[Start INPUT DATA]

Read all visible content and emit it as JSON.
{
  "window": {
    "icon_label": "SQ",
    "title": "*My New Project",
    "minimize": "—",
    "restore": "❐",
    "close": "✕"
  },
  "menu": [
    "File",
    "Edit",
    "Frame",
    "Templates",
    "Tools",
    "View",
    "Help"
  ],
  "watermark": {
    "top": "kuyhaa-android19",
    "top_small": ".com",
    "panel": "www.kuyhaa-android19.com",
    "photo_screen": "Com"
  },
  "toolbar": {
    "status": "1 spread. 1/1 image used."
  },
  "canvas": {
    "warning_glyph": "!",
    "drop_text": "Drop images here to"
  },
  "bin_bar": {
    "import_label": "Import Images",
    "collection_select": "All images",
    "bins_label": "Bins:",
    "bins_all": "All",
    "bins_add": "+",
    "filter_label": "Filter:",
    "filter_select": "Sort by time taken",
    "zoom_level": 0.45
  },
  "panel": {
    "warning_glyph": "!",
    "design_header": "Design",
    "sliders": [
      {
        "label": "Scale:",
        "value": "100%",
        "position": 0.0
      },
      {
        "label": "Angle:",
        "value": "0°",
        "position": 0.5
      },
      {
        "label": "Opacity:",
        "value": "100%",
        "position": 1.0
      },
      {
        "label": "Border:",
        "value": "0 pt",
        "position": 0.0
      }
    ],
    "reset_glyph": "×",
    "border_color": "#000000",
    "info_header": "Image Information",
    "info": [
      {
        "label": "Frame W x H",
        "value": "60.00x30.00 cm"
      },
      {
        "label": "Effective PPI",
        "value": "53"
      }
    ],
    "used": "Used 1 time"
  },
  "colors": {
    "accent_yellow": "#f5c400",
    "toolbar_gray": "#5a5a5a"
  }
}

[End INPUT DATA]
[Start INPUT DATA]

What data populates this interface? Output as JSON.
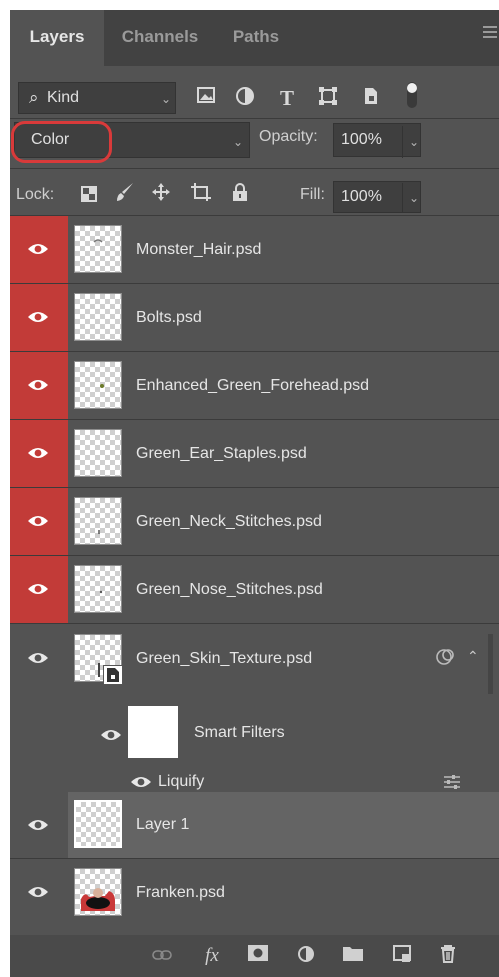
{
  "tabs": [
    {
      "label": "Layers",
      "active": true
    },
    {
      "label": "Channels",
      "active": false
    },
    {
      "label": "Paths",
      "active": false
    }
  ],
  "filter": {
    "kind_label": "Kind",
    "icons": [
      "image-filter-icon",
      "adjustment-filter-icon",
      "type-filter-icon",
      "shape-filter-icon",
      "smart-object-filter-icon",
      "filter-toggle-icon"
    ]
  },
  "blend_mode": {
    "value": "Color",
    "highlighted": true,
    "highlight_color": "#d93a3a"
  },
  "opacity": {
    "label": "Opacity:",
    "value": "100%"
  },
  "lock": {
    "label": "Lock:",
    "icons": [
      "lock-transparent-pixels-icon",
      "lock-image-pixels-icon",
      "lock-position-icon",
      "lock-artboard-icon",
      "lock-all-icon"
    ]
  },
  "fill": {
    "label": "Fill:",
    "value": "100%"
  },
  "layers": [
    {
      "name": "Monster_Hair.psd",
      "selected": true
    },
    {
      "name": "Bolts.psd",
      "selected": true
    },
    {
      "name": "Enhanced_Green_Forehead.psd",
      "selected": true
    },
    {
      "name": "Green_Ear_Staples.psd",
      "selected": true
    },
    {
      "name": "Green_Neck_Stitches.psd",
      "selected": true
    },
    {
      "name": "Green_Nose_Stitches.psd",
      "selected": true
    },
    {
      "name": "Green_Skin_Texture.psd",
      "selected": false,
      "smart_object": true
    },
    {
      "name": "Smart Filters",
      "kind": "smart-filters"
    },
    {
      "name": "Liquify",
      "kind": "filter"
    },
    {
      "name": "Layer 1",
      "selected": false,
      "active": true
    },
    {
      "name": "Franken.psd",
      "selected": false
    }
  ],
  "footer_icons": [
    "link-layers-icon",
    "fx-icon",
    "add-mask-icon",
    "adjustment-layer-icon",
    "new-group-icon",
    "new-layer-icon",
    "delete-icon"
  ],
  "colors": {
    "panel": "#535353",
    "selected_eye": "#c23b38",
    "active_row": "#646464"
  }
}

[End INPUT DATA]
[Start INPUT DATA]

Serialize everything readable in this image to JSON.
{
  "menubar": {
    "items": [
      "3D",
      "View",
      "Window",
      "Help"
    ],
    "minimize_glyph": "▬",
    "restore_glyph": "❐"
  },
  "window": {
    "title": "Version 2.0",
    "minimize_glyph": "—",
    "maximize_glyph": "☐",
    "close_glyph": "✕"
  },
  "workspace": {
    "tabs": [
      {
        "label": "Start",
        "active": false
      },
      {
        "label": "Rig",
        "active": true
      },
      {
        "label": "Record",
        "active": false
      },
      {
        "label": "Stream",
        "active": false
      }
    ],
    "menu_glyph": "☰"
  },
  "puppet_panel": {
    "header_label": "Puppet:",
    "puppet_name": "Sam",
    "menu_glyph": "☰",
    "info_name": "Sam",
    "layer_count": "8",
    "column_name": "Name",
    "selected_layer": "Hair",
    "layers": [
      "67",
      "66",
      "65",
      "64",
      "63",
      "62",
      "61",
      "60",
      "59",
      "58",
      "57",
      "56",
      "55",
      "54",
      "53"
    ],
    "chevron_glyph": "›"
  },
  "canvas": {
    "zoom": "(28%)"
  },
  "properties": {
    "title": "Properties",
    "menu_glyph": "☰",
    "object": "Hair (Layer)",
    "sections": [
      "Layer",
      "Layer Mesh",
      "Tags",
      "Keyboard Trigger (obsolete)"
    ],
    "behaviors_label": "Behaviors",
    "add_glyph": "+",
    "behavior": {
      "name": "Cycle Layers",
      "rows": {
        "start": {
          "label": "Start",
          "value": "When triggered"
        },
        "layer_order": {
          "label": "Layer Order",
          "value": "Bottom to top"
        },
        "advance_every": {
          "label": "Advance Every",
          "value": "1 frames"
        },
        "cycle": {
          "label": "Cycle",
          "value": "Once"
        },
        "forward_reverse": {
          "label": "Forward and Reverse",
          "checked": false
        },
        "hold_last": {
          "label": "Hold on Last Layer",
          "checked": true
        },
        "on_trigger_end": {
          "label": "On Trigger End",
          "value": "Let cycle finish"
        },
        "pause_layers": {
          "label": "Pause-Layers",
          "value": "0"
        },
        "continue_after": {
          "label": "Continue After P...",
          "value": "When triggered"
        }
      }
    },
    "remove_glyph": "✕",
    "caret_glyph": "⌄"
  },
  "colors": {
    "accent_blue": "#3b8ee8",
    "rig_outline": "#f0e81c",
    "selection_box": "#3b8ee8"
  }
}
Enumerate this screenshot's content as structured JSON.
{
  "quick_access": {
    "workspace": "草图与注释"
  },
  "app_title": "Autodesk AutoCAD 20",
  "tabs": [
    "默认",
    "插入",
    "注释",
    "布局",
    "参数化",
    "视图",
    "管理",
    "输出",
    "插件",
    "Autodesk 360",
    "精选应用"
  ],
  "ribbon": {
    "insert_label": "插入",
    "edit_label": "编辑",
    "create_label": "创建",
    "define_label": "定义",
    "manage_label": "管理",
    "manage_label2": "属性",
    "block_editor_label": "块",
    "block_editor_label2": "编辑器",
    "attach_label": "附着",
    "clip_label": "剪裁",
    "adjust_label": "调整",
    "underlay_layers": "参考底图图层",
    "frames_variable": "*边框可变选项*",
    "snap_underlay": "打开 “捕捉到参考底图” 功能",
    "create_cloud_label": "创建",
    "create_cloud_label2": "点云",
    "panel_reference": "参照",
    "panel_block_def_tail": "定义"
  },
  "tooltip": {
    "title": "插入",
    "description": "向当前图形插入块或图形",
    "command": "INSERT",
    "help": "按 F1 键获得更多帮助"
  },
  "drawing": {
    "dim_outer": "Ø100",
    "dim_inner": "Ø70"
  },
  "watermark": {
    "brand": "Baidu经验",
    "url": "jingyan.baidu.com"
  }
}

[End INPUT DATA]

# [YOUR GOAL]
Scan the data above; copy every line where "used" appears.

# [WRITTEN REPLY]
    "status": "1 spread. 1/1 image used."
    "used": "Used 1 time"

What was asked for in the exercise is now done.